--- START Records for this exercise ---

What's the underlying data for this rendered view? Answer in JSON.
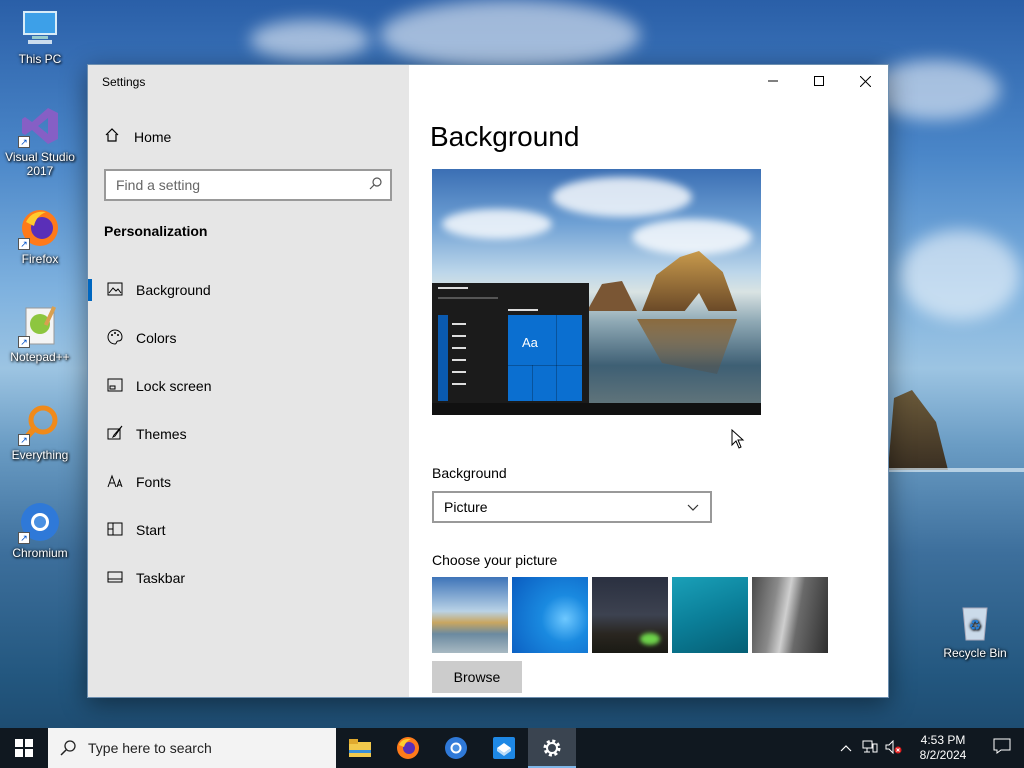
{
  "desktop": {
    "icons": [
      {
        "label": "This PC",
        "icon": "computer-icon"
      },
      {
        "label": "Visual Studio 2017",
        "icon": "visual-studio-icon"
      },
      {
        "label": "Firefox",
        "icon": "firefox-icon"
      },
      {
        "label": "Notepad++",
        "icon": "notepad-plus-plus-icon"
      },
      {
        "label": "Everything",
        "icon": "everything-search-icon"
      },
      {
        "label": "Chromium",
        "icon": "chromium-icon"
      },
      {
        "label": "Recycle Bin",
        "icon": "recycle-bin-icon"
      }
    ]
  },
  "window": {
    "title": "Settings",
    "controls": {
      "minimize": "—",
      "maximize": "☐",
      "close": "✕"
    }
  },
  "sidebar": {
    "home_label": "Home",
    "search_placeholder": "Find a setting",
    "section_title": "Personalization",
    "items": [
      {
        "label": "Background",
        "icon": "picture-icon",
        "active": true
      },
      {
        "label": "Colors",
        "icon": "palette-icon",
        "active": false
      },
      {
        "label": "Lock screen",
        "icon": "lock-screen-icon",
        "active": false
      },
      {
        "label": "Themes",
        "icon": "brush-icon",
        "active": false
      },
      {
        "label": "Fonts",
        "icon": "fonts-icon",
        "active": false
      },
      {
        "label": "Start",
        "icon": "start-menu-icon",
        "active": false
      },
      {
        "label": "Taskbar",
        "icon": "taskbar-icon",
        "active": false
      }
    ]
  },
  "main": {
    "title": "Background",
    "preview_tile_text": "Aa",
    "background_label": "Background",
    "background_value": "Picture",
    "choose_label": "Choose your picture",
    "browse_label": "Browse"
  },
  "taskbar": {
    "search_placeholder": "Type here to search",
    "apps": [
      "file-explorer-icon",
      "firefox-icon",
      "chromium-icon",
      "sandbox-app-icon",
      "settings-gear-icon"
    ],
    "time": "4:53 PM",
    "date": "8/2/2024"
  },
  "colors": {
    "accent": "#0067c0",
    "sidebar_bg": "#e6e6e6",
    "taskbar_bg": "#101820"
  }
}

--- END Records for this exercise ---

Copy the listing over exactly, skipping the pictures it holds.

§ **Response for this exercise**
What's the underlying data for this rendered view? Answer in JSON.
{
  "desktop": {
    "icons": [
      {
        "label": "This PC",
        "icon": "computer-icon"
      },
      {
        "label": "Visual Studio 2017",
        "icon": "visual-studio-icon"
      },
      {
        "label": "Firefox",
        "icon": "firefox-icon"
      },
      {
        "label": "Notepad++",
        "icon": "notepad-plus-plus-icon"
      },
      {
        "label": "Everything",
        "icon": "everything-search-icon"
      },
      {
        "label": "Chromium",
        "icon": "chromium-icon"
      },
      {
        "label": "Recycle Bin",
        "icon": "recycle-bin-icon"
      }
    ]
  },
  "window": {
    "title": "Settings",
    "controls": {
      "minimize": "—",
      "maximize": "☐",
      "close": "✕"
    }
  },
  "sidebar": {
    "home_label": "Home",
    "search_placeholder": "Find a setting",
    "section_title": "Personalization",
    "items": [
      {
        "label": "Background",
        "icon": "picture-icon",
        "active": true
      },
      {
        "label": "Colors",
        "icon": "palette-icon",
        "active": false
      },
      {
        "label": "Lock screen",
        "icon": "lock-screen-icon",
        "active": false
      },
      {
        "label": "Themes",
        "icon": "brush-icon",
        "active": false
      },
      {
        "label": "Fonts",
        "icon": "fonts-icon",
        "active": false
      },
      {
        "label": "Start",
        "icon": "start-menu-icon",
        "active": false
      },
      {
        "label": "Taskbar",
        "icon": "taskbar-icon",
        "active": false
      }
    ]
  },
  "main": {
    "title": "Background",
    "preview_tile_text": "Aa",
    "background_label": "Background",
    "background_value": "Picture",
    "choose_label": "Choose your picture",
    "browse_label": "Browse"
  },
  "taskbar": {
    "search_placeholder": "Type here to search",
    "apps": [
      "file-explorer-icon",
      "firefox-icon",
      "chromium-icon",
      "sandbox-app-icon",
      "settings-gear-icon"
    ],
    "time": "4:53 PM",
    "date": "8/2/2024"
  },
  "colors": {
    "accent": "#0067c0",
    "sidebar_bg": "#e6e6e6",
    "taskbar_bg": "#101820"
  }
}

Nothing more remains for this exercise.